— Begin —
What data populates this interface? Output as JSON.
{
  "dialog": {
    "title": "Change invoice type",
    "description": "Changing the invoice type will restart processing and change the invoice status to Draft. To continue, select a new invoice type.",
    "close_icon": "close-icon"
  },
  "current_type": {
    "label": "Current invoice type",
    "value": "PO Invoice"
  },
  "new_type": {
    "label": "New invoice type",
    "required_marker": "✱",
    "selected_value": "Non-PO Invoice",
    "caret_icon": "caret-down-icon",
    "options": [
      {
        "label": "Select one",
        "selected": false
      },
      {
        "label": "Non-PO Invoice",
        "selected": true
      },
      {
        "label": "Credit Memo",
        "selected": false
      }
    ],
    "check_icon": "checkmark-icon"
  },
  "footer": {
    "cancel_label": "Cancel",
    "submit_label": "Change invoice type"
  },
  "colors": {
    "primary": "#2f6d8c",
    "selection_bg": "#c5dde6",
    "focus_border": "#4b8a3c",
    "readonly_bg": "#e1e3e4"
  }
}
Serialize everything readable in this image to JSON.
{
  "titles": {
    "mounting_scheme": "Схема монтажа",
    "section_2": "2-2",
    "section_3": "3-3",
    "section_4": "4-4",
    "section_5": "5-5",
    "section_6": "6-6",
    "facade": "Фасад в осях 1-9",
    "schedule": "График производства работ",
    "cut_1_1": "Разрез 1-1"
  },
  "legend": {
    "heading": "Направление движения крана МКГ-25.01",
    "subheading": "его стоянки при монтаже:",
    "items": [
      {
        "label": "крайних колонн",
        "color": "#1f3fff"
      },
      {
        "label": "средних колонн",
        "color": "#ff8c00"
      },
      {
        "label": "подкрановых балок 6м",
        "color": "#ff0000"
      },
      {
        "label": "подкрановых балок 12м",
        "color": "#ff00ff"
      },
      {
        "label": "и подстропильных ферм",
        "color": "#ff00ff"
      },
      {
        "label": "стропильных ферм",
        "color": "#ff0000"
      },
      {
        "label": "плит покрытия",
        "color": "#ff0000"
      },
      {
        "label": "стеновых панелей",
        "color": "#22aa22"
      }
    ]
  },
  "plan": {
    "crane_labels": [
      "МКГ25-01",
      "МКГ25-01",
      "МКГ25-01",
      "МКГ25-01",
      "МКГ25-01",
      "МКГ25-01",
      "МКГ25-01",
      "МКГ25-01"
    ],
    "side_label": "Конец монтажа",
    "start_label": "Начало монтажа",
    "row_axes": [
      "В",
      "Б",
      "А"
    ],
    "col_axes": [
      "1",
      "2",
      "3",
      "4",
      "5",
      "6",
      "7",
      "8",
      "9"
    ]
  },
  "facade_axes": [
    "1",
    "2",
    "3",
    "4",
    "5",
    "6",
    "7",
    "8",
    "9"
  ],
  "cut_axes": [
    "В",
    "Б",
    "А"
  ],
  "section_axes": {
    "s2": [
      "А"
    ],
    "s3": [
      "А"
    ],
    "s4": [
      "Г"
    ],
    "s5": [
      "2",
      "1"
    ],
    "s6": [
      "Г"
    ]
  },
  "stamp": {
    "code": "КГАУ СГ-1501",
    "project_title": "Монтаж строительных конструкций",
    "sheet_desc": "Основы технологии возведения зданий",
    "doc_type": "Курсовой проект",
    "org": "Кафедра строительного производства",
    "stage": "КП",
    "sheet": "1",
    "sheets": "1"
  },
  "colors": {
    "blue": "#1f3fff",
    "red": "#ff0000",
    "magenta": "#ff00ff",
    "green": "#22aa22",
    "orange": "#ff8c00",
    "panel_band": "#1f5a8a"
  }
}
— End —
Each line that contains the word "this" counts toward the total; give only that total.

2